REQUEST A =>
Rewrite the listing from its first line through the line containing "sample-point [221,342,225,345]", replacing "sample-point" with "data-point" and leaving everything else unchanged. Give only those lines.

# Honda ES6500 generator



## etk777 (Jan 27, 2015)

Generator shuts off 30 seconds after starting. Safety button pops out and shuts the generator down. Oil and water are not the problem. What else would cause the safety button to pop up and shut the generator down?


----------



## grouchy-hermit (Nov 28, 2014)

Is anything attached to the generator when it is started?


----------



## Robert Coats (Nov 10, 2011)

etk777 said:


> Generator shuts off 30 seconds after starting. Safety button pops out and shuts the generator down. Oil and water are not the problem. What else would cause the safety button to pop up and shut the generator down?


When you say the "safety button pops out," what button is this exactly, a circuit breaker or what?

A number of protective devices are built into the Honda ES6500 that can stop the engine:

1. *Oil Alert:* If the oil level falls below a certain level, or when the pressure is too low, the engine will shut down. Look for the Oil Alert lamp to flash just before this happens.

2. *Overheating Protection:* If the temp of the coolant gets above 221 degrees F, usually due to low coolant level or a failing cooling fan, the thermostatic switch will shut down the engine. There is a temp warning lamp that usually comes on before this happens. 

Both the Oil Alert and Overheating Protection system use the same circuit, and when energized, the fuel cutoff solenoid is energized, fuel flow stops, and the CDI (ignition) is grounded, instantly stopping the engine.


----------



## Apple206 (Jan 28, 2015)

Nice posts here. Thanks for sharing.


----------

PROVIDED DATA =>
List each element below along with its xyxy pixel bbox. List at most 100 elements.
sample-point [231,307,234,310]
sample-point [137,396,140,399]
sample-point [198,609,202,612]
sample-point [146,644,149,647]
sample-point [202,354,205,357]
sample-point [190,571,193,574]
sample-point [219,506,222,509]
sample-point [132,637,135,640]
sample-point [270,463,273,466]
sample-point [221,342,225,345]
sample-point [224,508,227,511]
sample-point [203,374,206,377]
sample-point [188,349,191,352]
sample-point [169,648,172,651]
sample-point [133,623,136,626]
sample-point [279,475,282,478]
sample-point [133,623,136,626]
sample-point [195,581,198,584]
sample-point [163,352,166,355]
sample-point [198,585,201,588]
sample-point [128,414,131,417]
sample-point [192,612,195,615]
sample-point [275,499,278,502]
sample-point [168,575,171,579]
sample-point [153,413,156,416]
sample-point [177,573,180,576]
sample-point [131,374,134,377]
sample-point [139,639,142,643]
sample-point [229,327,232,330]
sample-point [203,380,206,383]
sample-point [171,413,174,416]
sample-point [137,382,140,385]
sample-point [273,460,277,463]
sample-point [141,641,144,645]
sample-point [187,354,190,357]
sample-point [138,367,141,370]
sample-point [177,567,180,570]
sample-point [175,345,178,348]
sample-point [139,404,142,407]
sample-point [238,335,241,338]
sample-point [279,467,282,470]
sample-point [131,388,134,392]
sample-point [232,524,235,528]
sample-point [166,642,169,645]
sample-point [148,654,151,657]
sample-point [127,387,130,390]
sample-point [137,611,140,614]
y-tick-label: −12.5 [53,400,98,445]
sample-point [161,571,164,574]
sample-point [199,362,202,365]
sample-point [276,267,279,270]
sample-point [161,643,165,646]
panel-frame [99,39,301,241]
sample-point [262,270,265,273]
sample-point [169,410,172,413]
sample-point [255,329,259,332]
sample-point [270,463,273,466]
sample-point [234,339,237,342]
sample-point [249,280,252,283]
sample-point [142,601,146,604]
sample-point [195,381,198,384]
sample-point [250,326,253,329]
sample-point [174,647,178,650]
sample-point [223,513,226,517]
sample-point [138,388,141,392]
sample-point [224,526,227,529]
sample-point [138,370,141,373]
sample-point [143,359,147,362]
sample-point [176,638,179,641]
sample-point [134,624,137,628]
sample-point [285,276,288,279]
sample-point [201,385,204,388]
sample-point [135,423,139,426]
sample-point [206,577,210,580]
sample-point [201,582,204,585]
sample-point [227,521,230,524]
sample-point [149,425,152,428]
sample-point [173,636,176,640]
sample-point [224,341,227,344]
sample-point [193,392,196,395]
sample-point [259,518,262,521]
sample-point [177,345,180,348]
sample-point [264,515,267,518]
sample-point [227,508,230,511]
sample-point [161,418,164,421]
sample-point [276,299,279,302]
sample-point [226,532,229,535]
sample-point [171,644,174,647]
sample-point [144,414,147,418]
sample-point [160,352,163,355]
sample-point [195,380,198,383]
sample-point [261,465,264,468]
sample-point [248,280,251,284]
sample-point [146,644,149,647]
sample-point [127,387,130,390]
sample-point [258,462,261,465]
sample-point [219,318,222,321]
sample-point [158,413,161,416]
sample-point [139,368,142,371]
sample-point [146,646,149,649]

REQUEST B =>
Does the Honda ES6500 thread support each statement below? Answer yes or no, and quote the deciding words. (i) The engine shuts down from overheating if the coolant temperature goes above 221 degrees F. (ii) The Oil Alert and Overheating Protection systems run on separate circuits. (iii) The first post reports that the generator shuts off 30 seconds after starting.

FINAL RESULT A =>
List each element below along with its xyxy pixel bbox. List at most 100 elements.
data-point [231,307,234,310]
data-point [137,396,140,399]
data-point [198,609,202,612]
data-point [146,644,149,647]
data-point [202,354,205,357]
data-point [190,571,193,574]
data-point [219,506,222,509]
data-point [132,637,135,640]
data-point [270,463,273,466]
data-point [221,342,225,345]

FINAL RESULT B =>
(i) Yes: "If the temp of the coolant gets above 221 degrees F"
(ii) No: "Both the Oil Alert and Overheating Protection system use the same circuit"
(iii) Yes: "Generator shuts off 30 seconds after starting."